WRITTEN TASK —
Exactly as given, repeat all of the entries.

--- BEGIN DATA EXTRACT ---

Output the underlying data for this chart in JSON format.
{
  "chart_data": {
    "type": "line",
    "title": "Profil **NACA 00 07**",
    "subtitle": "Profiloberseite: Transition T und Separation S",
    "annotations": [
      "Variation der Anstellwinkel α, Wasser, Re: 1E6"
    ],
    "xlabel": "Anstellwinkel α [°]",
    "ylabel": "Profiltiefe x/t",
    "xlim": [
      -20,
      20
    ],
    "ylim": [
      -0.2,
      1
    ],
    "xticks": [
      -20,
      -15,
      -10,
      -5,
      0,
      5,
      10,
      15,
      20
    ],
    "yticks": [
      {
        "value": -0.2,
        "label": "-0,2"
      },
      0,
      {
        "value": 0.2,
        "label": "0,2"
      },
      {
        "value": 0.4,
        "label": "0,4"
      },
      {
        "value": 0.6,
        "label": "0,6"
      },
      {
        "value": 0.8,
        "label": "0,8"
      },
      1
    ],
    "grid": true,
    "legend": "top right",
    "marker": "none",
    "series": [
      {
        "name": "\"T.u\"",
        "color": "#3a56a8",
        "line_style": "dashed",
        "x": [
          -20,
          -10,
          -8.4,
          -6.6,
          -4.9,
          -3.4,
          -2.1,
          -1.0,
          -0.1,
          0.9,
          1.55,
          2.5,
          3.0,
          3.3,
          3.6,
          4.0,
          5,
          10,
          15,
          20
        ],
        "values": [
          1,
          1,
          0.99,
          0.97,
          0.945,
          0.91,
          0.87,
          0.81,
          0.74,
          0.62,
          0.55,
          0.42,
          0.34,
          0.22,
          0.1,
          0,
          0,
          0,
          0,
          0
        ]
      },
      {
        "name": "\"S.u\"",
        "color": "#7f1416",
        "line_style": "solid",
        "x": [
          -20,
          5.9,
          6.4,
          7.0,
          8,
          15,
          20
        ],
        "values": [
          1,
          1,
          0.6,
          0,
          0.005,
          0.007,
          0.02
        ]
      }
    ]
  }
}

--- END DATA EXTRACT ---

SOLUTION BELOW —
Output the underlying data for this chart in JSON format.
{
  "chart_data": {
    "type": "line",
    "title": "Profil **NACA 00 07**",
    "subtitle": "Profiloberseite: Transition T und Separation S",
    "annotations": [
      "Variation der Anstellwinkel α, Wasser, Re: 1E6"
    ],
    "xlabel": "Anstellwinkel α [°]",
    "ylabel": "Profiltiefe x/t",
    "xlim": [
      -20,
      20
    ],
    "ylim": [
      -0.2,
      1
    ],
    "xticks": [
      -20,
      -15,
      -10,
      -5,
      0,
      5,
      10,
      15,
      20
    ],
    "yticks": [
      {
        "value": -0.2,
        "label": "-0,2"
      },
      0,
      {
        "value": 0.2,
        "label": "0,2"
      },
      {
        "value": 0.4,
        "label": "0,4"
      },
      {
        "value": 0.6,
        "label": "0,6"
      },
      {
        "value": 0.8,
        "label": "0,8"
      },
      1
    ],
    "grid": true,
    "legend": "top right",
    "marker": "none",
    "series": [
      {
        "name": "\"T.u\"",
        "color": "#3a56a8",
        "line_style": "dashed",
        "x": [
          -20,
          -10,
          -8.4,
          -6.6,
          -4.9,
          -3.4,
          -2.1,
          -1.0,
          -0.1,
          0.9,
          1.55,
          2.5,
          3.0,
          3.3,
          3.6,
          4.0,
          5,
          10,
          15,
          20
        ],
        "values": [
          1,
          1,
          0.99,
          0.97,
          0.945,
          0.91,
          0.87,
          0.81,
          0.74,
          0.62,
          0.55,
          0.42,
          0.34,
          0.22,
          0.1,
          0,
          0,
          0,
          0,
          0
        ]
      },
      {
        "name": "\"S.u\"",
        "color": "#7f1416",
        "line_style": "solid",
        "x": [
          -20,
          5.9,
          6.4,
          7.0,
          8,
          15,
          20
        ],
        "values": [
          1,
          1,
          0.6,
          0,
          0.005,
          0.007,
          0.02
        ]
      }
    ]
  }
}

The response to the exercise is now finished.